RAW RECORDS:
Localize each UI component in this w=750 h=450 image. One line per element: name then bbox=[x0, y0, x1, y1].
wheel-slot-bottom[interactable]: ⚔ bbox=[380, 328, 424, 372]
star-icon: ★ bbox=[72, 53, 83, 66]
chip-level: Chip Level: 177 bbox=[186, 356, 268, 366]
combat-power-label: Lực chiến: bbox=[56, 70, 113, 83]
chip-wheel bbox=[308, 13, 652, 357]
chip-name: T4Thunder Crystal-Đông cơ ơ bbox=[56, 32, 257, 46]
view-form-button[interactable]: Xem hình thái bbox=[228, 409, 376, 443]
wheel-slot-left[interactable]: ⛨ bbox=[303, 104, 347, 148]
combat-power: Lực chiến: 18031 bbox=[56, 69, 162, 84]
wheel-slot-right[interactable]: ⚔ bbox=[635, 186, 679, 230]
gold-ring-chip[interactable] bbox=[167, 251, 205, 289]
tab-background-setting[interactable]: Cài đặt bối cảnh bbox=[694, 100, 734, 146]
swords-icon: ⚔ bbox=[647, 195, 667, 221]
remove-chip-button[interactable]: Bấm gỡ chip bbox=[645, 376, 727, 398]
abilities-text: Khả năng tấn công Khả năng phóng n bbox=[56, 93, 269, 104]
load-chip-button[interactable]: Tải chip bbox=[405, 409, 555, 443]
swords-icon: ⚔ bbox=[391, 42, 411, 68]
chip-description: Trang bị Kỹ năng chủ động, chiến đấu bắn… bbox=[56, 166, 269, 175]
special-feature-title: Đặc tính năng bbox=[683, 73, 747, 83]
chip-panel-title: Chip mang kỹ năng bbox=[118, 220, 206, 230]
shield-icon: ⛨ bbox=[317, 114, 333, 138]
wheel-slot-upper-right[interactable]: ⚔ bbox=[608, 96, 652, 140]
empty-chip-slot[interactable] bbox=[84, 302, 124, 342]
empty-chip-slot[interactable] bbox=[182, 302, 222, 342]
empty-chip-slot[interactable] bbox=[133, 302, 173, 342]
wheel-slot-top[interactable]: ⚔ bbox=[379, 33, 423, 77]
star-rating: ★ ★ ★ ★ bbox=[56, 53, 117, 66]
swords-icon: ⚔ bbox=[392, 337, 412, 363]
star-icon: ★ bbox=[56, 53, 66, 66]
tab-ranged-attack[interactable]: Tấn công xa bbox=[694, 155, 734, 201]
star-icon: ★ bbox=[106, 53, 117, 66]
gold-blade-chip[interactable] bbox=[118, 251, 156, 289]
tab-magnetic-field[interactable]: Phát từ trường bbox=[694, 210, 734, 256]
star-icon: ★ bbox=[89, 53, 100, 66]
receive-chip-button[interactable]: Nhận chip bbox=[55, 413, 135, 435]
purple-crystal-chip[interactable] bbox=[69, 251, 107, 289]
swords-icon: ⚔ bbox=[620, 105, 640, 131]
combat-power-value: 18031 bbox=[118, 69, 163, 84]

WHAT TO PRODUCE:
Arrange every row above as a numbered list, leaving out any blank lines.

ANSWER IN FULL:
1. Localize each UI component in this w=750 h=450 image. One line per element: name then bbox=[x0, y0, x1, y1].
2. wheel-slot-bottom[interactable]: ⚔ bbox=[380, 328, 424, 372]
3. star-icon: ★ bbox=[72, 53, 83, 66]
4. chip-level: Chip Level: 177 bbox=[186, 356, 268, 366]
5. combat-power-label: Lực chiến: bbox=[56, 70, 113, 83]
6. chip-wheel bbox=[308, 13, 652, 357]
7. chip-name: T4Thunder Crystal-Đông cơ ơ bbox=[56, 32, 257, 46]
8. view-form-button[interactable]: Xem hình thái bbox=[228, 409, 376, 443]
9. wheel-slot-left[interactable]: ⛨ bbox=[303, 104, 347, 148]
10. combat-power: Lực chiến: 18031 bbox=[56, 69, 162, 84]
11. wheel-slot-right[interactable]: ⚔ bbox=[635, 186, 679, 230]
12. gold-ring-chip[interactable] bbox=[167, 251, 205, 289]
13. tab-background-setting[interactable]: Cài đặt bối cảnh bbox=[694, 100, 734, 146]
14. swords-icon: ⚔ bbox=[647, 195, 667, 221]
15. remove-chip-button[interactable]: Bấm gỡ chip bbox=[645, 376, 727, 398]
16. abilities-text: Khả năng tấn công Khả năng phóng n bbox=[56, 93, 269, 104]
17. load-chip-button[interactable]: Tải chip bbox=[405, 409, 555, 443]
18. swords-icon: ⚔ bbox=[391, 42, 411, 68]
19. chip-description: Trang bị Kỹ năng chủ động, chiến đấu bắn… bbox=[56, 166, 269, 175]
20. special-feature-title: Đặc tính năng bbox=[683, 73, 747, 83]
21. chip-panel-title: Chip mang kỹ năng bbox=[118, 220, 206, 230]
22. shield-icon: ⛨ bbox=[317, 114, 333, 138]
23. wheel-slot-upper-right[interactable]: ⚔ bbox=[608, 96, 652, 140]
24. empty-chip-slot[interactable] bbox=[84, 302, 124, 342]
25. empty-chip-slot[interactable] bbox=[182, 302, 222, 342]
26. empty-chip-slot[interactable] bbox=[133, 302, 173, 342]
27. wheel-slot-top[interactable]: ⚔ bbox=[379, 33, 423, 77]
28. star-rating: ★ ★ ★ ★ bbox=[56, 53, 117, 66]
29. swords-icon: ⚔ bbox=[392, 337, 412, 363]
30. star-icon: ★ bbox=[56, 53, 66, 66]
31. tab-ranged-attack[interactable]: Tấn công xa bbox=[694, 155, 734, 201]
32. star-icon: ★ bbox=[106, 53, 117, 66]
33. gold-blade-chip[interactable] bbox=[118, 251, 156, 289]
34. tab-magnetic-field[interactable]: Phát từ trường bbox=[694, 210, 734, 256]
35. star-icon: ★ bbox=[89, 53, 100, 66]
36. receive-chip-button[interactable]: Nhận chip bbox=[55, 413, 135, 435]
37. purple-crystal-chip[interactable] bbox=[69, 251, 107, 289]
38. swords-icon: ⚔ bbox=[620, 105, 640, 131]
39. combat-power-value: 18031 bbox=[118, 69, 163, 84]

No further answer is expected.